Supplied material
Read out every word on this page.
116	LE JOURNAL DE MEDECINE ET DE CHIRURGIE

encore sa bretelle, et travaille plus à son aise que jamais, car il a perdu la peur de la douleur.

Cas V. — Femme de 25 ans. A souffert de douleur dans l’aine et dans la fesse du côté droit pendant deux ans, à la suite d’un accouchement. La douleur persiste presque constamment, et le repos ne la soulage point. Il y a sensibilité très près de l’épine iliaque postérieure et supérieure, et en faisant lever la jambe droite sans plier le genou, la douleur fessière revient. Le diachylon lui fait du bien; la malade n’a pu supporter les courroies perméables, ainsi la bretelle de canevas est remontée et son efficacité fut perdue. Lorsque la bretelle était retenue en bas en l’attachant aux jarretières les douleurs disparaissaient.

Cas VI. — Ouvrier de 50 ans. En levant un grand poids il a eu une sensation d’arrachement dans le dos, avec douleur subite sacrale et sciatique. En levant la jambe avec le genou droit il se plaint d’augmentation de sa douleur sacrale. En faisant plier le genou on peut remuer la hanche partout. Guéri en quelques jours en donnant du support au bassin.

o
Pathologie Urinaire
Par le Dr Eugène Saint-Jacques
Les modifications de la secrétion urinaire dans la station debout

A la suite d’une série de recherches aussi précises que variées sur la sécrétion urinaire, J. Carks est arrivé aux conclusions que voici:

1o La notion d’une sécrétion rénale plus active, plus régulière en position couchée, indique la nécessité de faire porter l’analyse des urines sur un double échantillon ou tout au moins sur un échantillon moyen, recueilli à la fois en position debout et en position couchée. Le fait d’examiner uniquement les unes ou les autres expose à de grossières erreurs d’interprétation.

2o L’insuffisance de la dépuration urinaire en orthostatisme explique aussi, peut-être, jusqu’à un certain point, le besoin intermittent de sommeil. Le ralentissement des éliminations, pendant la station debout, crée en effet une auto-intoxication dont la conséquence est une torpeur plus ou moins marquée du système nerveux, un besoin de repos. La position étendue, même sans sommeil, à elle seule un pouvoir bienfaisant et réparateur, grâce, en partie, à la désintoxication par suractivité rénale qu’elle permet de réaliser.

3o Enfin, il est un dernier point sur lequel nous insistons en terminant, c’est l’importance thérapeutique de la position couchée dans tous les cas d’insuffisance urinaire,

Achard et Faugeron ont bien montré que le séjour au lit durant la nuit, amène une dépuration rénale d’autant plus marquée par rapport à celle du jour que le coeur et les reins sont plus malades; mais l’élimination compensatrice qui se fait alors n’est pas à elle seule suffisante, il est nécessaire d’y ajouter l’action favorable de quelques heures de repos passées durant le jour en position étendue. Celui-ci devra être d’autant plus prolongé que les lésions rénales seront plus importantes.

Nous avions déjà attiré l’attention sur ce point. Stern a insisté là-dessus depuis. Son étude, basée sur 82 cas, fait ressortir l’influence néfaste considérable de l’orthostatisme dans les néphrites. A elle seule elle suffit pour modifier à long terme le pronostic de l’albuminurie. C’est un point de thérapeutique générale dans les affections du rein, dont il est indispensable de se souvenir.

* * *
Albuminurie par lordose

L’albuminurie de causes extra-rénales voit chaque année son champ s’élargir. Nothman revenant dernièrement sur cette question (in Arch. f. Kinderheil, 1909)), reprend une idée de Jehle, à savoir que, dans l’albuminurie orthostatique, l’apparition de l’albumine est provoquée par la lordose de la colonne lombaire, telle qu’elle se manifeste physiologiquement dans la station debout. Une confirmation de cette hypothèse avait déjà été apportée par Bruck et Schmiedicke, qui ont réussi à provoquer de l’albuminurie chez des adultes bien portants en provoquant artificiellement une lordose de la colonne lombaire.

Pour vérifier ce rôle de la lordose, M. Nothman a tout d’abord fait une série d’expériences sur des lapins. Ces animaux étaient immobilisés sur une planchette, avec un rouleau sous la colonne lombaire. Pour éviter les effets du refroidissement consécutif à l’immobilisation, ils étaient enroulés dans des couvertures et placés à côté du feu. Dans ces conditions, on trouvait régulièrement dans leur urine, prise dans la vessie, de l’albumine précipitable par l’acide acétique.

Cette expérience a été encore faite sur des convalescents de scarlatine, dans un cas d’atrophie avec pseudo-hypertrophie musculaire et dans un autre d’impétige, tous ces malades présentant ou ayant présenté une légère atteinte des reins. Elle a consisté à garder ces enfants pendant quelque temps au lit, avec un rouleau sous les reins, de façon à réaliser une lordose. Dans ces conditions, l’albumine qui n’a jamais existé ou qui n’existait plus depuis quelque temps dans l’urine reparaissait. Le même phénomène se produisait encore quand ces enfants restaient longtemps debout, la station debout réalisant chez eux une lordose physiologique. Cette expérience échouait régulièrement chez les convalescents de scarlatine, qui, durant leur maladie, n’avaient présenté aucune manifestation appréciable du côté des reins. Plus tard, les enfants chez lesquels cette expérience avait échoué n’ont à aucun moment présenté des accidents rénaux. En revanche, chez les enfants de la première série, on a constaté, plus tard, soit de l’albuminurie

Problem requirements
Generate an exact reproduction of all entries.

Response below
Read out every word on this page.
116	LE JOURNAL DE MEDECINE ET DE CHIRURGIE

encore sa bretelle, et travaille plus à son aise que jamais, car il a perdu la peur de la douleur.

Cas V. — Femme de 25 ans. A souffert de douleur dans l’aine et dans la fesse du côté droit pendant deux ans, à la suite d’un accouchement. La douleur persiste presque constamment, et le repos ne la soulage point. Il y a sensibilité très près de l’épine iliaque postérieure et supérieure, et en faisant lever la jambe droite sans plier le genou, la douleur fessière revient. Le diachylon lui fait du bien; la malade n’a pu supporter les courroies perméables, ainsi la bretelle de canevas est remontée et son efficacité fut perdue. Lorsque la bretelle était retenue en bas en l’attachant aux jarretières les douleurs disparaissaient.

Cas VI. — Ouvrier de 50 ans. En levant un grand poids il a eu une sensation d’arrachement dans le dos, avec douleur subite sacrale et sciatique. En levant la jambe avec le genou droit il se plaint d’augmentation de sa douleur sacrale. En faisant plier le genou on peut remuer la hanche partout. Guéri en quelques jours en donnant du support au bassin.

o
Pathologie Urinaire
Par le Dr Eugène Saint-Jacques
Les modifications de la secrétion urinaire dans la station debout

A la suite d’une série de recherches aussi précises que variées sur la sécrétion urinaire, J. Carks est arrivé aux conclusions que voici:

1o La notion d’une sécrétion rénale plus active, plus régulière en position couchée, indique la nécessité de faire porter l’analyse des urines sur un double échantillon ou tout au moins sur un échantillon moyen, recueilli à la fois en position debout et en position couchée. Le fait d’examiner uniquement les unes ou les autres expose à de grossières erreurs d’interprétation.

2o L’insuffisance de la dépuration urinaire en orthostatisme explique aussi, peut-être, jusqu’à un certain point, le besoin intermittent de sommeil. Le ralentissement des éliminations, pendant la station debout, crée en effet une auto-intoxication dont la conséquence est une torpeur plus ou moins marquée du système nerveux, un besoin de repos. La position étendue, même sans sommeil, à elle seule un pouvoir bienfaisant et réparateur, grâce, en partie, à la désintoxication par suractivité rénale qu’elle permet de réaliser.

3o Enfin, il est un dernier point sur lequel nous insistons en terminant, c’est l’importance thérapeutique de la position couchée dans tous les cas d’insuffisance urinaire,

Achard et Faugeron ont bien montré que le séjour au lit durant la nuit, amène une dépuration rénale d’autant plus marquée par rapport à celle du jour que le coeur et les reins sont plus malades; mais l’élimination compensatrice qui se fait alors n’est pas à elle seule suffisante, il est nécessaire d’y ajouter l’action favorable de quelques heures de repos passées durant le jour en position étendue. Celui-ci devra être d’autant plus prolongé que les lésions rénales seront plus importantes.

Nous avions déjà attiré l’attention sur ce point. Stern a insisté là-dessus depuis. Son étude, basée sur 82 cas, fait ressortir l’influence néfaste considérable de l’orthostatisme dans les néphrites. A elle seule elle suffit pour modifier à long terme le pronostic de l’albuminurie. C’est un point de thérapeutique générale dans les affections du rein, dont il est indispensable de se souvenir.

* * *
Albuminurie par lordose

L’albuminurie de causes extra-rénales voit chaque année son champ s’élargir. Nothman revenant dernièrement sur cette question (in Arch. f. Kinderheil, 1909)), reprend une idée de Jehle, à savoir que, dans l’albuminurie orthostatique, l’apparition de l’albumine est provoquée par la lordose de la colonne lombaire, telle qu’elle se manifeste physiologiquement dans la station debout. Une confirmation de cette hypothèse avait déjà été apportée par Bruck et Schmiedicke, qui ont réussi à provoquer de l’albuminurie chez des adultes bien portants en provoquant artificiellement une lordose de la colonne lombaire.

Pour vérifier ce rôle de la lordose, M. Nothman a tout d’abord fait une série d’expériences sur des lapins. Ces animaux étaient immobilisés sur une planchette, avec un rouleau sous la colonne lombaire. Pour éviter les effets du refroidissement consécutif à l’immobilisation, ils étaient enroulés dans des couvertures et placés à côté du feu. Dans ces conditions, on trouvait régulièrement dans leur urine, prise dans la vessie, de l’albumine précipitable par l’acide acétique.

Cette expérience a été encore faite sur des convalescents de scarlatine, dans un cas d’atrophie avec pseudo-hypertrophie musculaire et dans un autre d’impétige, tous ces malades présentant ou ayant présenté une légère atteinte des reins. Elle a consisté à garder ces enfants pendant quelque temps au lit, avec un rouleau sous les reins, de façon à réaliser une lordose. Dans ces conditions, l’albumine qui n’a jamais existé ou qui n’existait plus depuis quelque temps dans l’urine reparaissait. Le même phénomène se produisait encore quand ces enfants restaient longtemps debout, la station debout réalisant chez eux une lordose physiologique. Cette expérience échouait régulièrement chez les convalescents de scarlatine, qui, durant leur maladie, n’avaient présenté aucune manifestation appréciable du côté des reins. Plus tard, les enfants chez lesquels cette expérience avait échoué n’ont à aucun moment présenté des accidents rénaux. En revanche, chez les enfants de la première série, on a constaté, plus tard, soit de l’albuminurie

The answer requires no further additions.